-- What is required --
Output every line of the listing below as a JSON array of strings, one string per line, with blank lines and pictures omitted.
** Start **
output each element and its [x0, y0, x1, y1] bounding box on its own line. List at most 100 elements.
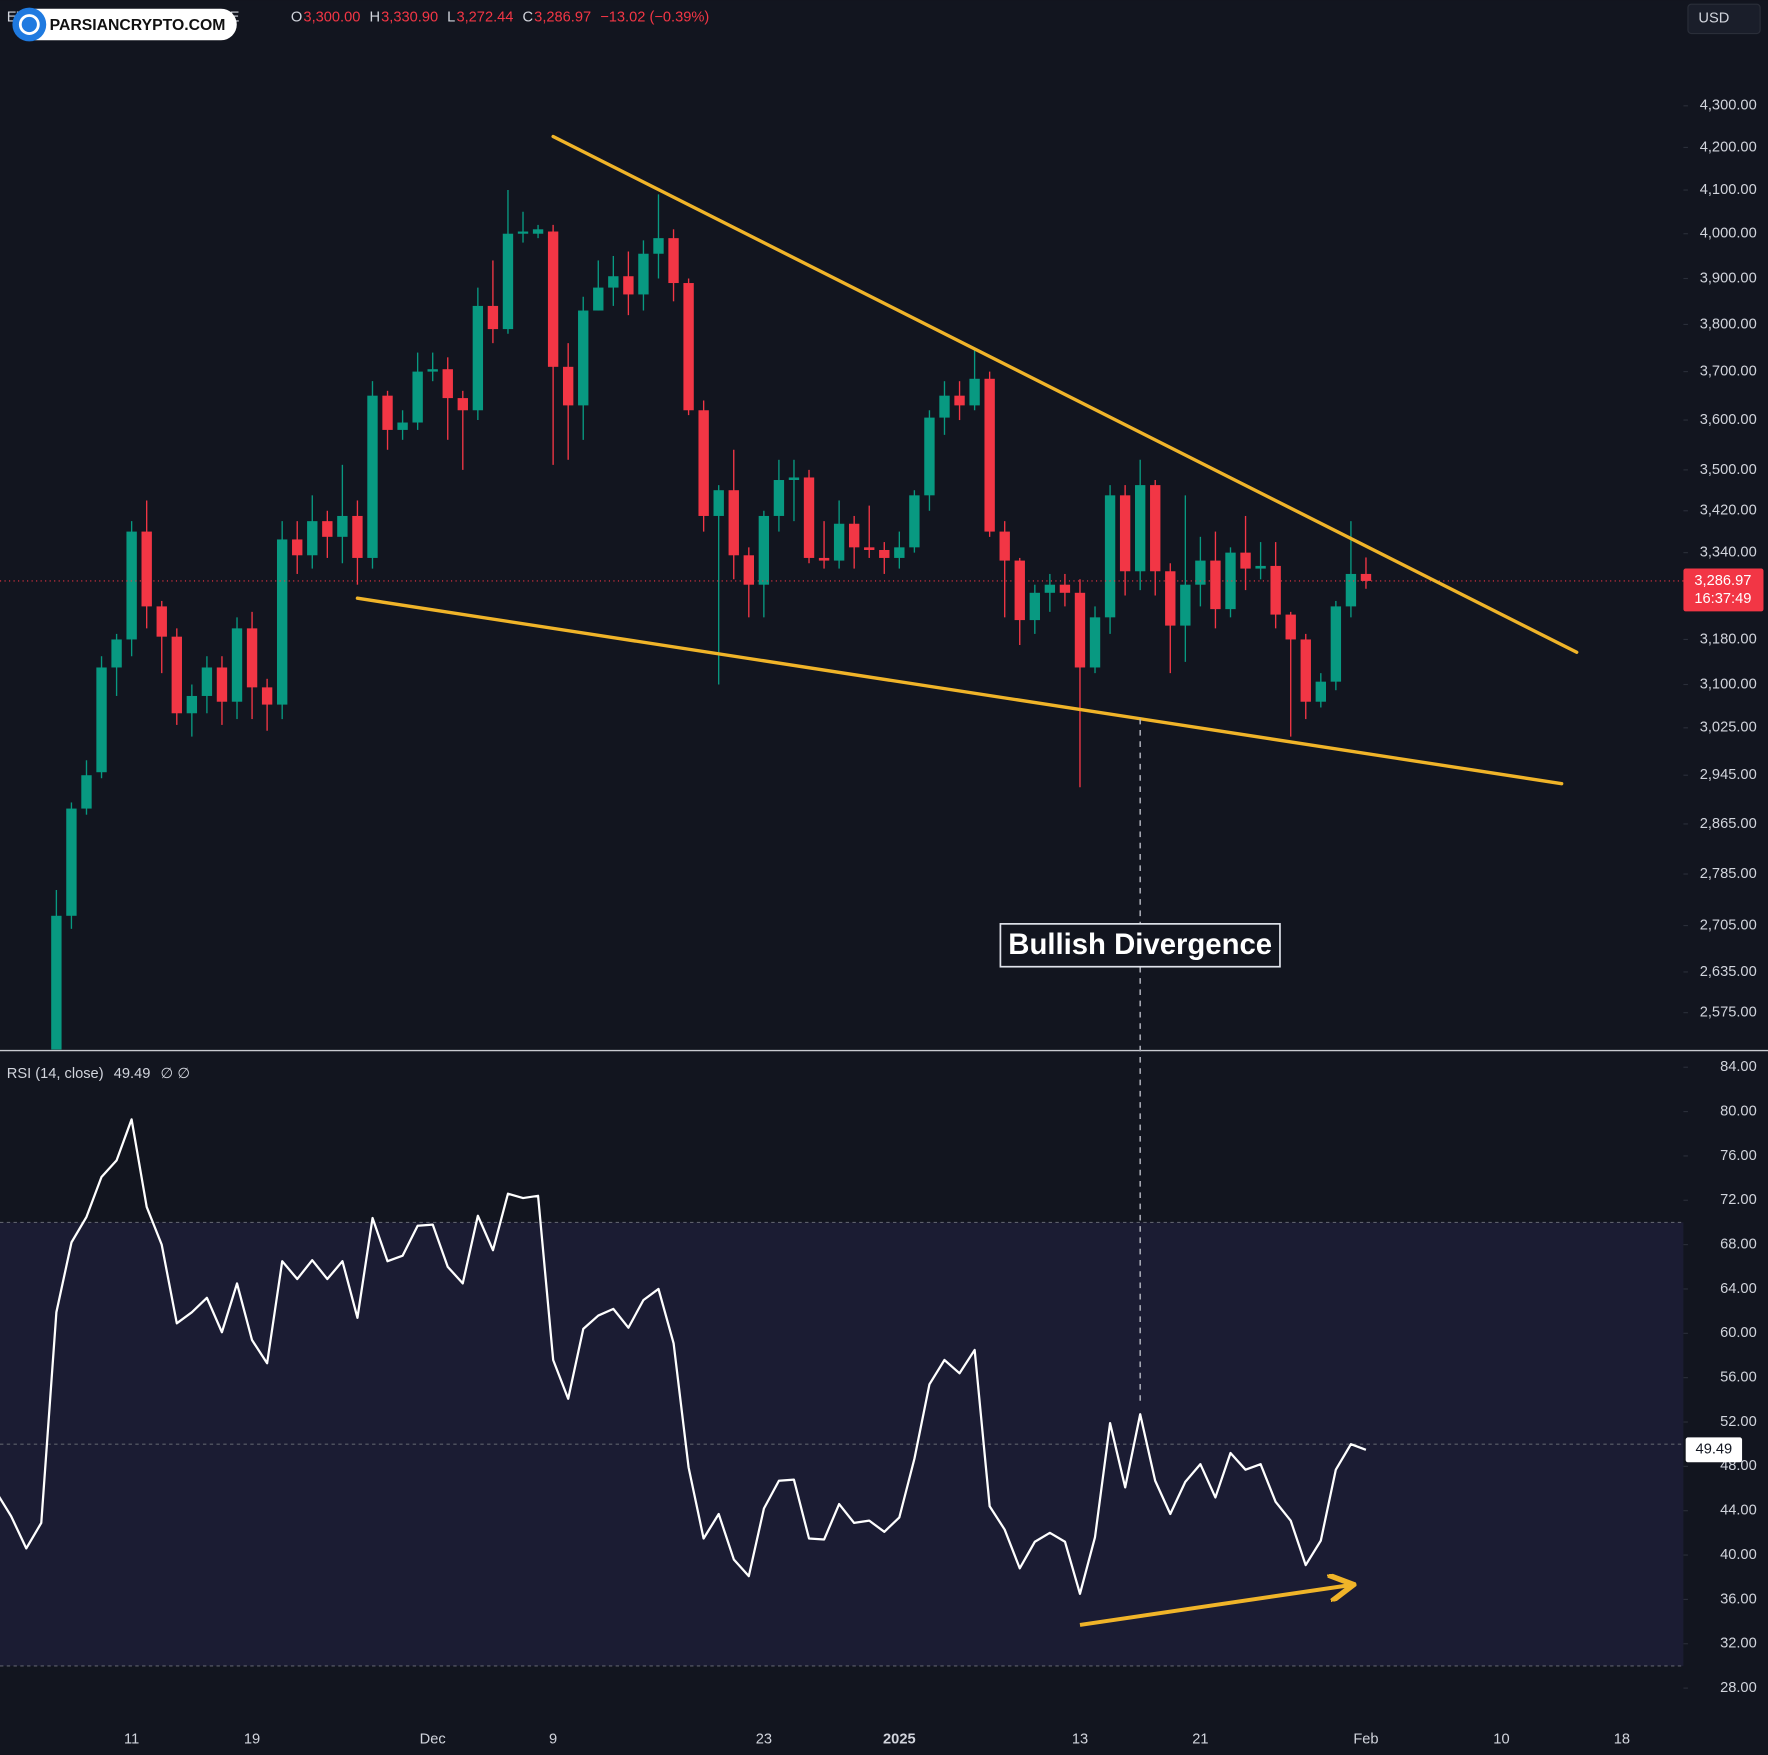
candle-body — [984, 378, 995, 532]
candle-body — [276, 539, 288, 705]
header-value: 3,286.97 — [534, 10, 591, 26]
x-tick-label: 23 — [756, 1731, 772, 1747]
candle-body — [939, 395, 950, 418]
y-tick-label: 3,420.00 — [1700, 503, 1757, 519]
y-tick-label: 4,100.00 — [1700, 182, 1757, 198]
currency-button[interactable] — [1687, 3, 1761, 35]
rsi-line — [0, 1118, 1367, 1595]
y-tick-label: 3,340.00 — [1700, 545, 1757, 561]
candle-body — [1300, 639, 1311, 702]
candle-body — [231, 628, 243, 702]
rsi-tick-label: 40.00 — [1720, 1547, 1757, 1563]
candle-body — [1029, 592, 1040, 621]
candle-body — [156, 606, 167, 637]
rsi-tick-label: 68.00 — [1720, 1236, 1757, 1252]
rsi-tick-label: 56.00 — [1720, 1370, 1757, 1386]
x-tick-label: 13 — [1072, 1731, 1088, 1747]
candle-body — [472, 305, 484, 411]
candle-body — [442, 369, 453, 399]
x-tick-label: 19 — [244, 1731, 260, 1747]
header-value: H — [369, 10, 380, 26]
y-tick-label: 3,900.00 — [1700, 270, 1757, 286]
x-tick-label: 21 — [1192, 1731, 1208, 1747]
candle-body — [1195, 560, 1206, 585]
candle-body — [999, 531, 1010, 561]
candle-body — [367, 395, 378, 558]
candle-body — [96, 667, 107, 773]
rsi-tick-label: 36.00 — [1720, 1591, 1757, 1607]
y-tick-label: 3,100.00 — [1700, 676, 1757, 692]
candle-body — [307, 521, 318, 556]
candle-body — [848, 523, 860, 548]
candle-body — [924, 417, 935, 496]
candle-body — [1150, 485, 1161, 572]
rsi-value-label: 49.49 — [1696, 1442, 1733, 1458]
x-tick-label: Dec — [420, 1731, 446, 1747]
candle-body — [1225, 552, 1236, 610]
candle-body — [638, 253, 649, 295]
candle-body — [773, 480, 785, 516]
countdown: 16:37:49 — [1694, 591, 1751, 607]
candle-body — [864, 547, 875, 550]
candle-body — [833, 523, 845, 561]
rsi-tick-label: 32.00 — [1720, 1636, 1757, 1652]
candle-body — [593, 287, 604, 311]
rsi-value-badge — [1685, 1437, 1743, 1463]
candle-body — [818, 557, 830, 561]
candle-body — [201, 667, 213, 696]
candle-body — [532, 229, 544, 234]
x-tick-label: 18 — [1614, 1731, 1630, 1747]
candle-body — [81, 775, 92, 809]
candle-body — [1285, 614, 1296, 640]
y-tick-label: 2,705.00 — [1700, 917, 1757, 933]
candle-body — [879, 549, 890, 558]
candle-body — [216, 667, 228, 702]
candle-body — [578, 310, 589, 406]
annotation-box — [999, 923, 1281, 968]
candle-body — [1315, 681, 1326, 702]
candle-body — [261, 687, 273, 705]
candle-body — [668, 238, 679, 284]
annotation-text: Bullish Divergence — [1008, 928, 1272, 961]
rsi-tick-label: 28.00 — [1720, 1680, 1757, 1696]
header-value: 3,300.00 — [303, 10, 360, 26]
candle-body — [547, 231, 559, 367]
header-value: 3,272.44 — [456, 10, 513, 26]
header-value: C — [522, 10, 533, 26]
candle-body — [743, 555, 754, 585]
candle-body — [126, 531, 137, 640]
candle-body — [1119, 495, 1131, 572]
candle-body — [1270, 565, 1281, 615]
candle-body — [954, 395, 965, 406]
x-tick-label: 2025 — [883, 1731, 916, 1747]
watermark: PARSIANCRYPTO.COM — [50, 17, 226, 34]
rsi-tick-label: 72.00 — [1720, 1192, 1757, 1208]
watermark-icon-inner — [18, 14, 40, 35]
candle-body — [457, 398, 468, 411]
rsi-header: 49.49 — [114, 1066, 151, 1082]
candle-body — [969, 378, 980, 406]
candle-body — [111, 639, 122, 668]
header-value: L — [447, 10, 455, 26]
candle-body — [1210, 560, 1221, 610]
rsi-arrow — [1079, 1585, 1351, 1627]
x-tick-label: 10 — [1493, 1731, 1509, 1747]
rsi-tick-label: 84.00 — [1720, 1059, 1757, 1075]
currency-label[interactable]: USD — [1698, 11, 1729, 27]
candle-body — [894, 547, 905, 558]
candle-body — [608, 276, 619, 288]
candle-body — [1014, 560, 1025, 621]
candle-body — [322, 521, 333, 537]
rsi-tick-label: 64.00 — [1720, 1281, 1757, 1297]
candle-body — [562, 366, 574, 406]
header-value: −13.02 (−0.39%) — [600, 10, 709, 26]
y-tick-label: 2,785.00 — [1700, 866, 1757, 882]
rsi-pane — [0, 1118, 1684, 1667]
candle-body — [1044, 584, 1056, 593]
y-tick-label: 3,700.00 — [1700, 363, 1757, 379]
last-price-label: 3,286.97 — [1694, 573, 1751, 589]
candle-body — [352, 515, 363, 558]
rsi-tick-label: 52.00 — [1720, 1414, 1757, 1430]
** End **
-- Reply to the exercise --
[
  "output each element and its [x0, y0, x1, y1] bounding box on its own line. List at most 100 elements.",
  "candle-body — [984, 378, 995, 532]",
  "candle-body — [276, 539, 288, 705]",
  "header-value: 3,286.97 — [534, 10, 591, 26]",
  "x-tick-label: 23 — [756, 1731, 772, 1747]",
  "candle-body — [939, 395, 950, 418]",
  "y-tick-label: 3,420.00 — [1700, 503, 1757, 519]",
  "y-tick-label: 4,100.00 — [1700, 182, 1757, 198]",
  "currency-button[interactable] — [1687, 3, 1761, 35]",
  "rsi-line — [0, 1118, 1367, 1595]",
  "y-tick-label: 3,340.00 — [1700, 545, 1757, 561]",
  "candle-body — [1300, 639, 1311, 702]",
  "candle-body — [231, 628, 243, 702]",
  "rsi-tick-label: 40.00 — [1720, 1547, 1757, 1563]",
  "candle-body — [1029, 592, 1040, 621]",
  "candle-body — [156, 606, 167, 637]",
  "rsi-tick-label: 68.00 — [1720, 1236, 1757, 1252]",
  "rsi-tick-label: 56.00 — [1720, 1370, 1757, 1386]",
  "x-tick-label: 13 — [1072, 1731, 1088, 1747]",
  "candle-body — [472, 305, 484, 411]",
  "candle-body — [442, 369, 453, 399]",
  "x-tick-label: 19 — [244, 1731, 260, 1747]",
  "header-value: H — [369, 10, 380, 26]",
  "y-tick-label: 3,900.00 — [1700, 270, 1757, 286]",
  "x-tick-label: 21 — [1192, 1731, 1208, 1747]",
  "candle-body — [1195, 560, 1206, 585]",
  "candle-body — [999, 531, 1010, 561]",
  "candle-body — [367, 395, 378, 558]",
  "candle-body — [96, 667, 107, 773]",
  "rsi-tick-label: 36.00 — [1720, 1591, 1757, 1607]",
  "y-tick-label: 3,100.00 — [1700, 676, 1757, 692]",
  "candle-body — [307, 521, 318, 556]",
  "candle-body — [848, 523, 860, 548]",
  "candle-body — [924, 417, 935, 496]",
  "candle-body — [1150, 485, 1161, 572]",
  "rsi-value-label: 49.49 — [1696, 1442, 1733, 1458]",
  "x-tick-label: Dec — [420, 1731, 446, 1747]",
  "candle-body — [1225, 552, 1236, 610]",
  "candle-body — [638, 253, 649, 295]",
  "candle-body — [773, 480, 785, 516]",
  "countdown: 16:37:49 — [1694, 591, 1751, 607]",
  "candle-body — [864, 547, 875, 550]",
  "candle-body — [833, 523, 845, 561]",
  "rsi-tick-label: 32.00 — [1720, 1636, 1757, 1652]",
  "candle-body — [593, 287, 604, 311]",
  "rsi-value-badge — [1685, 1437, 1743, 1463]",
  "candle-body — [818, 557, 830, 561]",
  "candle-body — [201, 667, 213, 696]",
  "candle-body — [532, 229, 544, 234]",
  "x-tick-label: 18 — [1614, 1731, 1630, 1747]",
  "candle-body — [81, 775, 92, 809]",
  "candle-body — [1285, 614, 1296, 640]",
  "y-tick-label: 2,705.00 — [1700, 917, 1757, 933]",
  "candle-body — [879, 549, 890, 558]",
  "candle-body — [216, 667, 228, 702]",
  "candle-body — [578, 310, 589, 406]",
  "annotation-box — [999, 923, 1281, 968]",
  "candle-body — [1315, 681, 1326, 702]",
  "candle-body — [261, 687, 273, 705]",
  "candle-body — [668, 238, 679, 284]",
  "annotation-text: Bullish Divergence — [1008, 928, 1272, 961]",
  "rsi-tick-label: 28.00 — [1720, 1680, 1757, 1696]",
  "header-value: 3,300.00 — [303, 10, 360, 26]",
  "candle-body — [547, 231, 559, 367]",
  "header-value: 3,272.44 — [456, 10, 513, 26]",
  "header-value: C — [522, 10, 533, 26]",
  "candle-body — [743, 555, 754, 585]",
  "candle-body — [126, 531, 137, 640]",
  "candle-body — [1119, 495, 1131, 572]",
  "candle-body — [1270, 565, 1281, 615]",
  "candle-body — [954, 395, 965, 406]",
  "x-tick-label: 2025 — [883, 1731, 916, 1747]",
  "watermark: PARSIANCRYPTO.COM — [50, 17, 226, 34]",
  "rsi-tick-label: 72.00 — [1720, 1192, 1757, 1208]",
  "watermark-icon-inner — [18, 14, 40, 35]",
  "candle-body — [457, 398, 468, 411]",
  "rsi-header: 49.49 — [114, 1066, 151, 1082]",
  "candle-body — [969, 378, 980, 406]",
  "candle-body — [111, 639, 122, 668]",
  "header-value: L — [447, 10, 455, 26]",
  "candle-body — [1210, 560, 1221, 610]",
  "rsi-arrow — [1079, 1585, 1351, 1627]",
  "x-tick-label: 10 — [1493, 1731, 1509, 1747]",
  "rsi-tick-label: 84.00 — [1720, 1059, 1757, 1075]",
  "currency-label[interactable]: USD — [1698, 11, 1729, 27]",
  "candle-body — [894, 547, 905, 558]",
  "candle-body — [608, 276, 619, 288]",
  "candle-body — [1014, 560, 1025, 621]",
  "candle-body — [322, 521, 333, 537]",
  "rsi-tick-label: 64.00 — [1720, 1281, 1757, 1297]",
  "candle-body — [562, 366, 574, 406]",
  "header-value: −13.02 (−0.39%) — [600, 10, 709, 26]",
  "y-tick-label: 2,785.00 — [1700, 866, 1757, 882]",
  "rsi-pane — [0, 1118, 1684, 1667]",
  "candle-body — [1044, 584, 1056, 593]",
  "y-tick-label: 3,700.00 — [1700, 363, 1757, 379]",
  "last-price-label: 3,286.97 — [1694, 573, 1751, 589]",
  "candle-body — [352, 515, 363, 558]",
  "rsi-tick-label: 52.00 — [1720, 1414, 1757, 1430]"
]